WHAT IS EXPECTED:
Run through the records and, wherever a line holds the word "disponibles", return that line.

DATA:

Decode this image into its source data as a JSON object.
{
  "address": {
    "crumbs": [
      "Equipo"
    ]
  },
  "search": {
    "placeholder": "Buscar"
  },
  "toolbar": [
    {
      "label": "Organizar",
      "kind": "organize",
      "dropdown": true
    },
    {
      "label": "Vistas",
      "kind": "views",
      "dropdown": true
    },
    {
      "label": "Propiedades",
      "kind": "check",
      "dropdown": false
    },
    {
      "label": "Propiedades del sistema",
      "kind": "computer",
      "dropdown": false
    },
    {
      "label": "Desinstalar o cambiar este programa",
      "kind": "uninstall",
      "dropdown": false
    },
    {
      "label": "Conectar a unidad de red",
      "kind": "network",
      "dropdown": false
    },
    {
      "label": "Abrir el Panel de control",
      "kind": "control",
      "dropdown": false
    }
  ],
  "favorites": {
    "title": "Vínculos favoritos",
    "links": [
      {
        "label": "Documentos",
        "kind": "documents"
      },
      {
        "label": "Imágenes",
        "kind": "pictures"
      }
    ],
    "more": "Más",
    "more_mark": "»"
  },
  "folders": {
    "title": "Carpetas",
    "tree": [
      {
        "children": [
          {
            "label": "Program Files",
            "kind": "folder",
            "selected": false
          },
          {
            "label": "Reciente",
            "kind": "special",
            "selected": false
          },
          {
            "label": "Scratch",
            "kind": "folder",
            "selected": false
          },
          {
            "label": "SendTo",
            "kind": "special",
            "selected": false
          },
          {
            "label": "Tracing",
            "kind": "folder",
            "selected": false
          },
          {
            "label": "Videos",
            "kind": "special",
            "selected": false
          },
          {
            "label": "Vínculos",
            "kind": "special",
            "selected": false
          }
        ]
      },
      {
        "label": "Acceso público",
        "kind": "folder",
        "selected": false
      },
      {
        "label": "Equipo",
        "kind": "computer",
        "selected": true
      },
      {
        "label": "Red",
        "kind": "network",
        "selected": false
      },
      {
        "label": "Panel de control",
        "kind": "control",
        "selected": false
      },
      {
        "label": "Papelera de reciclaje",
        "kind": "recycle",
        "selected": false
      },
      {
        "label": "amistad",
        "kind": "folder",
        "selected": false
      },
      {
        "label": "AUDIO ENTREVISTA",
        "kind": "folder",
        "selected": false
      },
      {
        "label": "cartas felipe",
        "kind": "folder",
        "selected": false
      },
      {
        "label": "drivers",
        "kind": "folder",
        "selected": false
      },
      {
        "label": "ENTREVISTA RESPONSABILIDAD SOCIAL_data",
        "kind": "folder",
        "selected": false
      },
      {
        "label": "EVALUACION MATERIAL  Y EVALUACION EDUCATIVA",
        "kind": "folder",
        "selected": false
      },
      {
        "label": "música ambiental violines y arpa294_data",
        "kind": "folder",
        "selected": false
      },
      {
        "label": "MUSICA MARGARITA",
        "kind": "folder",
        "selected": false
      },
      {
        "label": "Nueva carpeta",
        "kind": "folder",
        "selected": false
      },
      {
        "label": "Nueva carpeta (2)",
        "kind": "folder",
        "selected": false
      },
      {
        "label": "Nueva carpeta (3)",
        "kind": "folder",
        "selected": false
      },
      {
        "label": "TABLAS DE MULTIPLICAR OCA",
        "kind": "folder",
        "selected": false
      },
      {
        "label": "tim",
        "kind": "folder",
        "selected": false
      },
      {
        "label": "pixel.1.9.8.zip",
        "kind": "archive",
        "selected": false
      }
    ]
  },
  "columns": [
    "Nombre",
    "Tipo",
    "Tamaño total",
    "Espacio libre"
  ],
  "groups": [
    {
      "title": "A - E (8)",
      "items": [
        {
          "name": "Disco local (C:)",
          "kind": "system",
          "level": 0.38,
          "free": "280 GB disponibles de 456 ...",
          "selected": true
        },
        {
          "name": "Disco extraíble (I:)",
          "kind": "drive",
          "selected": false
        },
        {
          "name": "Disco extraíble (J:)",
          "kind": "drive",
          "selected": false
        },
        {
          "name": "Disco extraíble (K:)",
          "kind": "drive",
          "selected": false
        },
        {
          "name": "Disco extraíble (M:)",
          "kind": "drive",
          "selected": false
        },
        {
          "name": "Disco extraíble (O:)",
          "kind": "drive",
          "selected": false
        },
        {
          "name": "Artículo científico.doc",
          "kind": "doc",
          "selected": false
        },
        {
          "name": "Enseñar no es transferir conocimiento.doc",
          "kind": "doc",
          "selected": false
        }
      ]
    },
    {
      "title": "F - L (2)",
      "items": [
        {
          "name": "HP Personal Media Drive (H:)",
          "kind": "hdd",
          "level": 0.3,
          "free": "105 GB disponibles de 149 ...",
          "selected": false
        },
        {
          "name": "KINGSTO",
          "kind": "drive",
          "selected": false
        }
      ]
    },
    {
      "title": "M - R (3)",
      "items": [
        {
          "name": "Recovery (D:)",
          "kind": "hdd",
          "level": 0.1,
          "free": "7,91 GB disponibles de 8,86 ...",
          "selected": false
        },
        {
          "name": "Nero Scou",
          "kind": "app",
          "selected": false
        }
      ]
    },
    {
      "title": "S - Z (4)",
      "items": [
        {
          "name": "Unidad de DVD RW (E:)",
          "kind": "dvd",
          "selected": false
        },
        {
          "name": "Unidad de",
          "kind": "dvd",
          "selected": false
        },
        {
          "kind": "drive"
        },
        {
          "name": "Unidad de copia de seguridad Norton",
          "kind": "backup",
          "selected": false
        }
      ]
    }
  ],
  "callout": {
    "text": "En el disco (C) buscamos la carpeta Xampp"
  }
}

SOLUTION FOR THIS EXERCISE:
          "free": "280 GB disponibles de 456 ...",
          "free": "105 GB disponibles de 149 ...",
          "free": "7,91 GB disponibles de 8,86 ...",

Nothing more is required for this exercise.